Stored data
------------------------------------------------------------

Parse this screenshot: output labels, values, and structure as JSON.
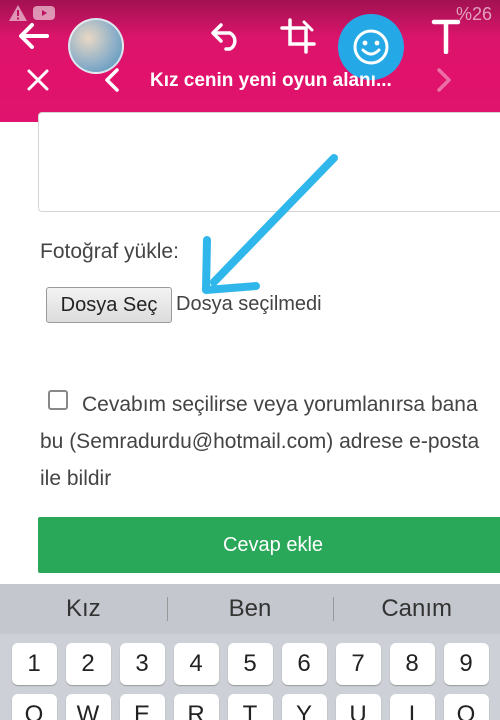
{
  "nav": {
    "title": "Kız cenin yeni oyun alanı...",
    "status_text": "%26"
  },
  "icons": {
    "warning": "warning-icon",
    "youtube": "youtube-icon",
    "back": "arrow-left-icon",
    "undo": "undo-icon",
    "crop": "crop-icon",
    "sticker": "smiley-icon",
    "text": "text-icon",
    "close": "close-icon",
    "prev": "chevron-left-icon",
    "next": "chevron-right-icon"
  },
  "form": {
    "upload_label": "Fotoğraf yükle:",
    "file_button": "Dosya Seç",
    "file_status": "Dosya seçilmedi",
    "notify_text": "Cevabım seçilirse veya yorumlanırsa bana bu (Semradurdu@hotmail.com) adrese e-posta ile bildir",
    "submit": "Cevap ekle"
  },
  "colors": {
    "topbar": "#e0126b",
    "sticker": "#25a9e6",
    "submit": "#2aa85a",
    "arrow": "#2fb6ea"
  },
  "keyboard": {
    "suggestions": [
      "Kız",
      "Ben",
      "Canım"
    ],
    "number_row": [
      "1",
      "2",
      "3",
      "4",
      "5",
      "6",
      "7",
      "8",
      "9"
    ],
    "letter_row": [
      "Q",
      "W",
      "E",
      "R",
      "T",
      "Y",
      "U",
      "I",
      "O"
    ]
  }
}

------------------------------------------------------------

**Written exercise:** Output an exact copy of the material, with the pictures removed.

**Solution for this exercise:**
Parse this screenshot: output labels, values, and structure as JSON.
{
  "nav": {
    "title": "Kız cenin yeni oyun alanı...",
    "status_text": "%26"
  },
  "icons": {
    "warning": "warning-icon",
    "youtube": "youtube-icon",
    "back": "arrow-left-icon",
    "undo": "undo-icon",
    "crop": "crop-icon",
    "sticker": "smiley-icon",
    "text": "text-icon",
    "close": "close-icon",
    "prev": "chevron-left-icon",
    "next": "chevron-right-icon"
  },
  "form": {
    "upload_label": "Fotoğraf yükle:",
    "file_button": "Dosya Seç",
    "file_status": "Dosya seçilmedi",
    "notify_text": "Cevabım seçilirse veya yorumlanırsa bana bu (Semradurdu@hotmail.com) adrese e-posta ile bildir",
    "submit": "Cevap ekle"
  },
  "colors": {
    "topbar": "#e0126b",
    "sticker": "#25a9e6",
    "submit": "#2aa85a",
    "arrow": "#2fb6ea"
  },
  "keyboard": {
    "suggestions": [
      "Kız",
      "Ben",
      "Canım"
    ],
    "number_row": [
      "1",
      "2",
      "3",
      "4",
      "5",
      "6",
      "7",
      "8",
      "9"
    ],
    "letter_row": [
      "Q",
      "W",
      "E",
      "R",
      "T",
      "Y",
      "U",
      "I",
      "O"
    ]
  }
}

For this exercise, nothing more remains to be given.